- _Listed entries_

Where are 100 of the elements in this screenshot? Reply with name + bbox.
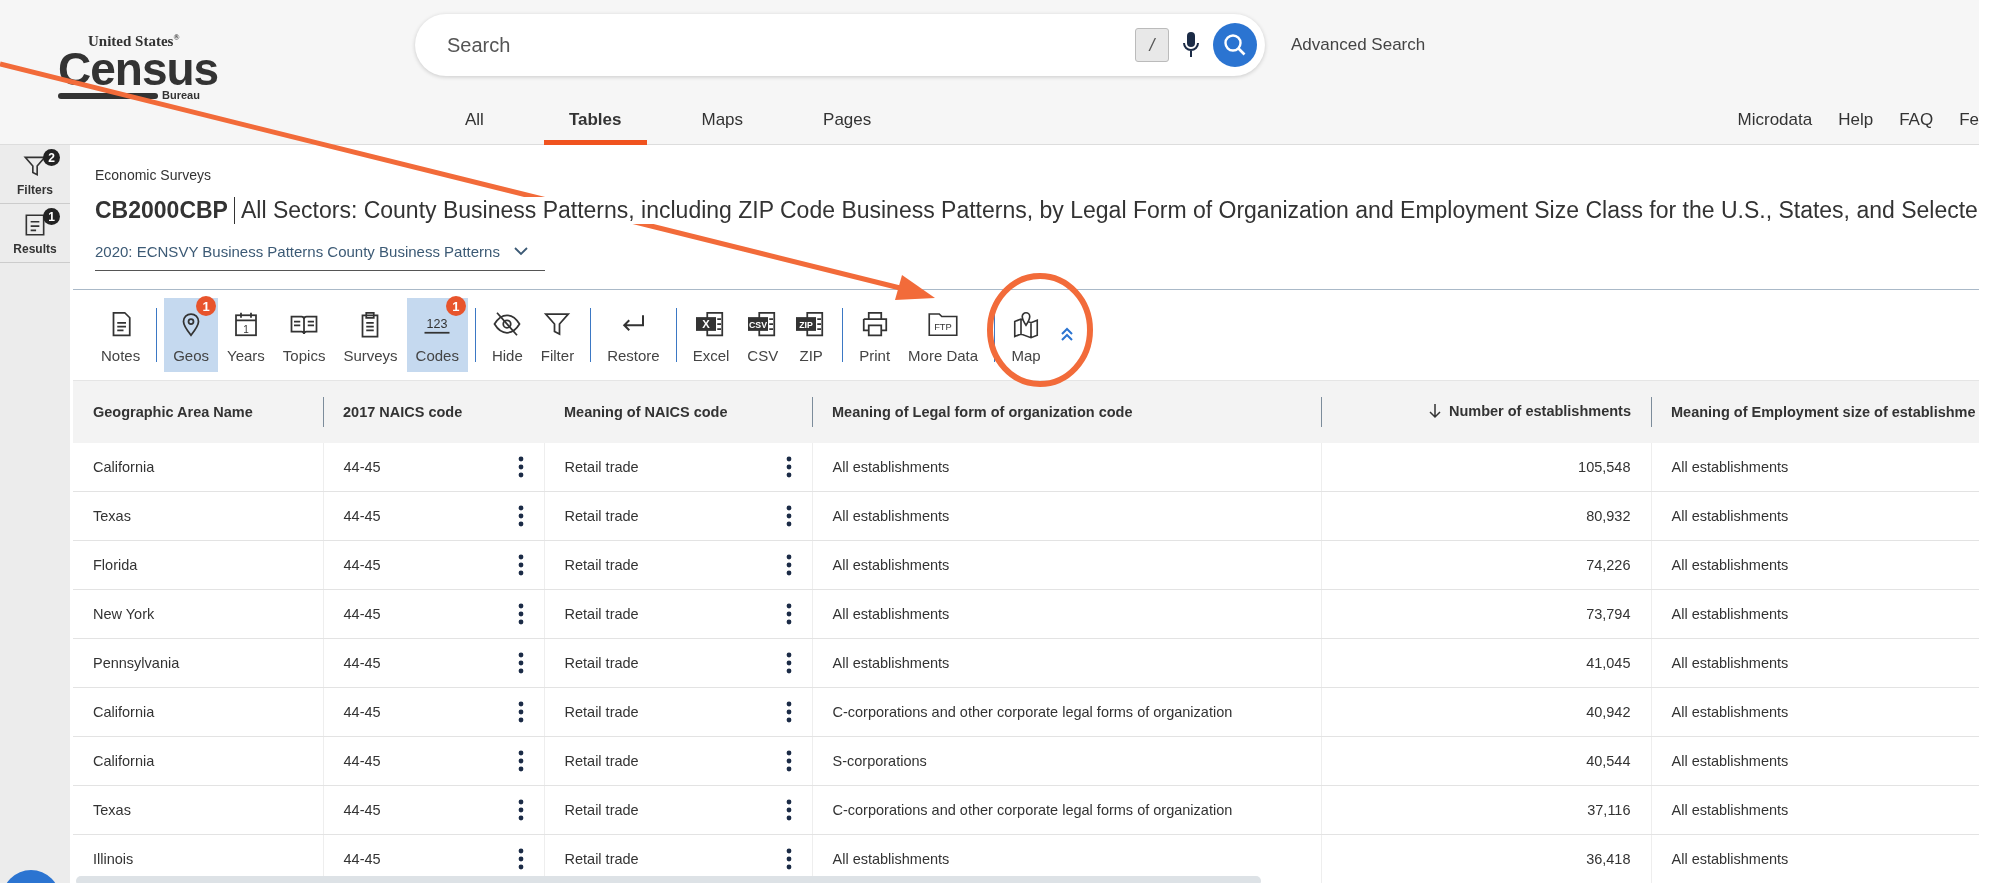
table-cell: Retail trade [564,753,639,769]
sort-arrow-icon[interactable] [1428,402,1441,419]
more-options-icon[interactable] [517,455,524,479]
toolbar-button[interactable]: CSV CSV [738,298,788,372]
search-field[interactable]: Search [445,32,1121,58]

- _Your goal_
Reproduce every line of the records above exactly, but leave out the pictures.

- _Exercise answer_
Where are 100 of the elements in this screenshot? Reply with name + bbox.
table-cell: Retail trade [564,753,639,769]
sort-arrow-icon[interactable] [1428,402,1441,419]
more-options-icon[interactable] [517,455,524,479]
toolbar-button[interactable]: CSV CSV [738,298,788,372]
search-field[interactable]: Search [445,32,1121,58]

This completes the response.